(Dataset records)
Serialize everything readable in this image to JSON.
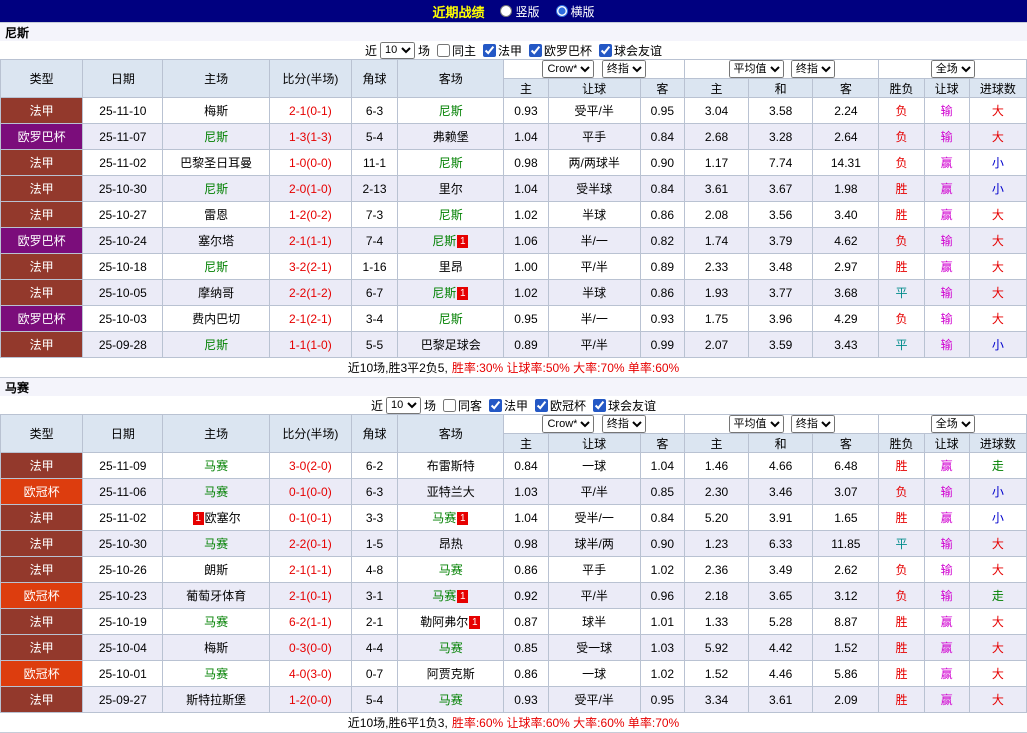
{
  "topbar": {
    "title": "近期战绩",
    "radios": [
      {
        "label": "竖版",
        "selected": false
      },
      {
        "label": "横版",
        "selected": true
      }
    ]
  },
  "table_headers": [
    "类型",
    "日期",
    "主场",
    "比分(半场)",
    "角球",
    "客场",
    "主",
    "让球",
    "客",
    "主",
    "和",
    "客",
    "胜负",
    "让球",
    "进球数"
  ],
  "league_colors": {
    "法甲": "#93392c",
    "欧罗巴杯": "#7b0d7b",
    "欧冠杯": "#dd3d0e"
  },
  "result_colors": {
    "胜": "#e60000",
    "负": "#e60000",
    "平": "#008b8b",
    "赢": "#d000d0",
    "输": "#d000d0",
    "大": "#e60000",
    "小": "#0000cc",
    "走": "#008000"
  },
  "score_color": "#e60000",
  "sections": [
    {
      "team": "尼斯",
      "filter": {
        "prefix": "近",
        "count": "10",
        "suffix": "场",
        "checkboxes": [
          {
            "label": "同主",
            "checked": false
          },
          {
            "label": "法甲",
            "checked": true
          },
          {
            "label": "欧罗巴杯",
            "checked": true
          },
          {
            "label": "球会友谊",
            "checked": true
          }
        ]
      },
      "selects": {
        "bookmaker": "Crow*",
        "handicap_kind": "终指",
        "average": "平均值",
        "average_kind": "终指",
        "scope": "全场"
      },
      "rows": [
        {
          "league": "法甲",
          "date": "25-11-10",
          "home": {
            "name": "梅斯",
            "featured": false,
            "badge": null
          },
          "score": "2-1(0-1)",
          "corners": "6-3",
          "away": {
            "name": "尼斯",
            "featured": true,
            "badge": null
          },
          "h_odds": "0.93",
          "handicap": "受平/半",
          "a_odds": "0.95",
          "avg_h": "3.04",
          "avg_d": "3.58",
          "avg_a": "2.24",
          "spf": "负",
          "rq": "输",
          "dx": "大"
        },
        {
          "league": "欧罗巴杯",
          "date": "25-11-07",
          "home": {
            "name": "尼斯",
            "featured": true,
            "badge": null
          },
          "score": "1-3(1-3)",
          "corners": "5-4",
          "away": {
            "name": "弗赖堡",
            "featured": false,
            "badge": null
          },
          "h_odds": "1.04",
          "handicap": "平手",
          "a_odds": "0.84",
          "avg_h": "2.68",
          "avg_d": "3.28",
          "avg_a": "2.64",
          "spf": "负",
          "rq": "输",
          "dx": "大"
        },
        {
          "league": "法甲",
          "date": "25-11-02",
          "home": {
            "name": "巴黎圣日耳曼",
            "featured": false,
            "badge": null
          },
          "score": "1-0(0-0)",
          "corners": "11-1",
          "away": {
            "name": "尼斯",
            "featured": true,
            "badge": null
          },
          "h_odds": "0.98",
          "handicap": "两/两球半",
          "a_odds": "0.90",
          "avg_h": "1.17",
          "avg_d": "7.74",
          "avg_a": "14.31",
          "spf": "负",
          "rq": "赢",
          "dx": "小"
        },
        {
          "league": "法甲",
          "date": "25-10-30",
          "home": {
            "name": "尼斯",
            "featured": true,
            "badge": null
          },
          "score": "2-0(1-0)",
          "corners": "2-13",
          "away": {
            "name": "里尔",
            "featured": false,
            "badge": null
          },
          "h_odds": "1.04",
          "handicap": "受半球",
          "a_odds": "0.84",
          "avg_h": "3.61",
          "avg_d": "3.67",
          "avg_a": "1.98",
          "spf": "胜",
          "rq": "赢",
          "dx": "小"
        },
        {
          "league": "法甲",
          "date": "25-10-27",
          "home": {
            "name": "雷恩",
            "featured": false,
            "badge": null
          },
          "score": "1-2(0-2)",
          "corners": "7-3",
          "away": {
            "name": "尼斯",
            "featured": true,
            "badge": null
          },
          "h_odds": "1.02",
          "handicap": "半球",
          "a_odds": "0.86",
          "avg_h": "2.08",
          "avg_d": "3.56",
          "avg_a": "3.40",
          "spf": "胜",
          "rq": "赢",
          "dx": "大"
        },
        {
          "league": "欧罗巴杯",
          "date": "25-10-24",
          "home": {
            "name": "塞尔塔",
            "featured": false,
            "badge": null
          },
          "score": "2-1(1-1)",
          "corners": "7-4",
          "away": {
            "name": "尼斯",
            "featured": true,
            "badge": "after"
          },
          "h_odds": "1.06",
          "handicap": "半/一",
          "a_odds": "0.82",
          "avg_h": "1.74",
          "avg_d": "3.79",
          "avg_a": "4.62",
          "spf": "负",
          "rq": "输",
          "dx": "大"
        },
        {
          "league": "法甲",
          "date": "25-10-18",
          "home": {
            "name": "尼斯",
            "featured": true,
            "badge": null
          },
          "score": "3-2(2-1)",
          "corners": "1-16",
          "away": {
            "name": "里昂",
            "featured": false,
            "badge": null
          },
          "h_odds": "1.00",
          "handicap": "平/半",
          "a_odds": "0.89",
          "avg_h": "2.33",
          "avg_d": "3.48",
          "avg_a": "2.97",
          "spf": "胜",
          "rq": "赢",
          "dx": "大"
        },
        {
          "league": "法甲",
          "date": "25-10-05",
          "home": {
            "name": "摩纳哥",
            "featured": false,
            "badge": null
          },
          "score": "2-2(1-2)",
          "corners": "6-7",
          "away": {
            "name": "尼斯",
            "featured": true,
            "badge": "after"
          },
          "h_odds": "1.02",
          "handicap": "半球",
          "a_odds": "0.86",
          "avg_h": "1.93",
          "avg_d": "3.77",
          "avg_a": "3.68",
          "spf": "平",
          "rq": "输",
          "dx": "大"
        },
        {
          "league": "欧罗巴杯",
          "date": "25-10-03",
          "home": {
            "name": "费内巴切",
            "featured": false,
            "badge": null
          },
          "score": "2-1(2-1)",
          "corners": "3-4",
          "away": {
            "name": "尼斯",
            "featured": true,
            "badge": null
          },
          "h_odds": "0.95",
          "handicap": "半/一",
          "a_odds": "0.93",
          "avg_h": "1.75",
          "avg_d": "3.96",
          "avg_a": "4.29",
          "spf": "负",
          "rq": "输",
          "dx": "大"
        },
        {
          "league": "法甲",
          "date": "25-09-28",
          "home": {
            "name": "尼斯",
            "featured": true,
            "badge": null
          },
          "score": "1-1(1-0)",
          "corners": "5-5",
          "away": {
            "name": "巴黎足球会",
            "featured": false,
            "badge": null
          },
          "h_odds": "0.89",
          "handicap": "平/半",
          "a_odds": "0.99",
          "avg_h": "2.07",
          "avg_d": "3.59",
          "avg_a": "3.43",
          "spf": "平",
          "rq": "输",
          "dx": "小"
        }
      ],
      "summary_prefix": "近10场,胜3平2负5,",
      "summary_rates": "胜率:30% 让球率:50% 大率:70% 单率:60%"
    },
    {
      "team": "马赛",
      "filter": {
        "prefix": "近",
        "count": "10",
        "suffix": "场",
        "checkboxes": [
          {
            "label": "同客",
            "checked": false
          },
          {
            "label": "法甲",
            "checked": true
          },
          {
            "label": "欧冠杯",
            "checked": true
          },
          {
            "label": "球会友谊",
            "checked": true
          }
        ]
      },
      "selects": {
        "bookmaker": "Crow*",
        "handicap_kind": "终指",
        "average": "平均值",
        "average_kind": "终指",
        "scope": "全场"
      },
      "rows": [
        {
          "league": "法甲",
          "date": "25-11-09",
          "home": {
            "name": "马赛",
            "featured": true,
            "badge": null
          },
          "score": "3-0(2-0)",
          "corners": "6-2",
          "away": {
            "name": "布雷斯特",
            "featured": false,
            "badge": null
          },
          "h_odds": "0.84",
          "handicap": "一球",
          "a_odds": "1.04",
          "avg_h": "1.46",
          "avg_d": "4.66",
          "avg_a": "6.48",
          "spf": "胜",
          "rq": "赢",
          "dx": "走"
        },
        {
          "league": "欧冠杯",
          "date": "25-11-06",
          "home": {
            "name": "马赛",
            "featured": true,
            "badge": null
          },
          "score": "0-1(0-0)",
          "corners": "6-3",
          "away": {
            "name": "亚特兰大",
            "featured": false,
            "badge": null
          },
          "h_odds": "1.03",
          "handicap": "平/半",
          "a_odds": "0.85",
          "avg_h": "2.30",
          "avg_d": "3.46",
          "avg_a": "3.07",
          "spf": "负",
          "rq": "输",
          "dx": "小"
        },
        {
          "league": "法甲",
          "date": "25-11-02",
          "home": {
            "name": "欧塞尔",
            "featured": false,
            "badge": "before"
          },
          "score": "0-1(0-1)",
          "corners": "3-3",
          "away": {
            "name": "马赛",
            "featured": true,
            "badge": "after"
          },
          "h_odds": "1.04",
          "handicap": "受半/一",
          "a_odds": "0.84",
          "avg_h": "5.20",
          "avg_d": "3.91",
          "avg_a": "1.65",
          "spf": "胜",
          "rq": "赢",
          "dx": "小"
        },
        {
          "league": "法甲",
          "date": "25-10-30",
          "home": {
            "name": "马赛",
            "featured": true,
            "badge": null
          },
          "score": "2-2(0-1)",
          "corners": "1-5",
          "away": {
            "name": "昂热",
            "featured": false,
            "badge": null
          },
          "h_odds": "0.98",
          "handicap": "球半/两",
          "a_odds": "0.90",
          "avg_h": "1.23",
          "avg_d": "6.33",
          "avg_a": "11.85",
          "spf": "平",
          "rq": "输",
          "dx": "大"
        },
        {
          "league": "法甲",
          "date": "25-10-26",
          "home": {
            "name": "朗斯",
            "featured": false,
            "badge": null
          },
          "score": "2-1(1-1)",
          "corners": "4-8",
          "away": {
            "name": "马赛",
            "featured": true,
            "badge": null
          },
          "h_odds": "0.86",
          "handicap": "平手",
          "a_odds": "1.02",
          "avg_h": "2.36",
          "avg_d": "3.49",
          "avg_a": "2.62",
          "spf": "负",
          "rq": "输",
          "dx": "大"
        },
        {
          "league": "欧冠杯",
          "date": "25-10-23",
          "home": {
            "name": "葡萄牙体育",
            "featured": false,
            "badge": null
          },
          "score": "2-1(0-1)",
          "corners": "3-1",
          "away": {
            "name": "马赛",
            "featured": true,
            "badge": "after"
          },
          "h_odds": "0.92",
          "handicap": "平/半",
          "a_odds": "0.96",
          "avg_h": "2.18",
          "avg_d": "3.65",
          "avg_a": "3.12",
          "spf": "负",
          "rq": "输",
          "dx": "走"
        },
        {
          "league": "法甲",
          "date": "25-10-19",
          "home": {
            "name": "马赛",
            "featured": true,
            "badge": null
          },
          "score": "6-2(1-1)",
          "corners": "2-1",
          "away": {
            "name": "勒阿弗尔",
            "featured": false,
            "badge": "after"
          },
          "h_odds": "0.87",
          "handicap": "球半",
          "a_odds": "1.01",
          "avg_h": "1.33",
          "avg_d": "5.28",
          "avg_a": "8.87",
          "spf": "胜",
          "rq": "赢",
          "dx": "大"
        },
        {
          "league": "法甲",
          "date": "25-10-04",
          "home": {
            "name": "梅斯",
            "featured": false,
            "badge": null
          },
          "score": "0-3(0-0)",
          "corners": "4-4",
          "away": {
            "name": "马赛",
            "featured": true,
            "badge": null
          },
          "h_odds": "0.85",
          "handicap": "受一球",
          "a_odds": "1.03",
          "avg_h": "5.92",
          "avg_d": "4.42",
          "avg_a": "1.52",
          "spf": "胜",
          "rq": "赢",
          "dx": "大"
        },
        {
          "league": "欧冠杯",
          "date": "25-10-01",
          "home": {
            "name": "马赛",
            "featured": true,
            "badge": null
          },
          "score": "4-0(3-0)",
          "corners": "0-7",
          "away": {
            "name": "阿贾克斯",
            "featured": false,
            "badge": null
          },
          "h_odds": "0.86",
          "handicap": "一球",
          "a_odds": "1.02",
          "avg_h": "1.52",
          "avg_d": "4.46",
          "avg_a": "5.86",
          "spf": "胜",
          "rq": "赢",
          "dx": "大"
        },
        {
          "league": "法甲",
          "date": "25-09-27",
          "home": {
            "name": "斯特拉斯堡",
            "featured": false,
            "badge": null
          },
          "score": "1-2(0-0)",
          "corners": "5-4",
          "away": {
            "name": "马赛",
            "featured": true,
            "badge": null
          },
          "h_odds": "0.93",
          "handicap": "受平/半",
          "a_odds": "0.95",
          "avg_h": "3.34",
          "avg_d": "3.61",
          "avg_a": "2.09",
          "spf": "胜",
          "rq": "赢",
          "dx": "大"
        }
      ],
      "summary_prefix": "近10场,胜6平1负3,",
      "summary_rates": "胜率:60% 让球率:60% 大率:60% 单率:70%"
    }
  ]
}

BRIEF: Give the number of lines in the data that contain "label", with no other words.

REPLY TO THE TASK: 10